Data items:

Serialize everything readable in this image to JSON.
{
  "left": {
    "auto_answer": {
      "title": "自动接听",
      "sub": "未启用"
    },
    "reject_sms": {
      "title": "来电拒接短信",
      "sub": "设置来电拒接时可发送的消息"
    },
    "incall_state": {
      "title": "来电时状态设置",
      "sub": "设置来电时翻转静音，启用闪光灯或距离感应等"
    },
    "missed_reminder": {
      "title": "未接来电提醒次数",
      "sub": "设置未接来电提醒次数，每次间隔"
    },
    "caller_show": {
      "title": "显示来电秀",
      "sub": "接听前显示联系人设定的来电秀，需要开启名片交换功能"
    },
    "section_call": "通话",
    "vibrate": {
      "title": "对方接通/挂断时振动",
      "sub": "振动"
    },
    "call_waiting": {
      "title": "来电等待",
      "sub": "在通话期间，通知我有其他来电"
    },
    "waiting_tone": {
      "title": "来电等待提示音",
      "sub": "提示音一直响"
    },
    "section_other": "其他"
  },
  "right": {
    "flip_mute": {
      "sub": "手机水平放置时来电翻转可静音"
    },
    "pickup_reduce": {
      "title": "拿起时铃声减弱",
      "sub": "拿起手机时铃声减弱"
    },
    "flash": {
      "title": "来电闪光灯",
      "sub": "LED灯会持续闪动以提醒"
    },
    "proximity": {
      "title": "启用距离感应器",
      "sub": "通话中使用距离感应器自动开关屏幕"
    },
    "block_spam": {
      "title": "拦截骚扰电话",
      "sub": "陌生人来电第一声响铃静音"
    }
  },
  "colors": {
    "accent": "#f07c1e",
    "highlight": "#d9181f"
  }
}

▸ INSTRUCTIONS TO FOLLOW
Which lines contain the word "title"? Copy each one.

▸ PROBLEM SOLUTION
      "title": "自动接听",
      "title": "来电拒接短信",
      "title": "来电时状态设置",
      "title": "未接来电提醒次数",
      "title": "显示来电秀",
      "title": "对方接通/挂断时振动",
      "title": "来电等待",
      "title": "来电等待提示音",
      "title": "拿起时铃声减弱",
      "title": "来电闪光灯",
      "title": "启用距离感应器",
      "title": "拦截骚扰电话",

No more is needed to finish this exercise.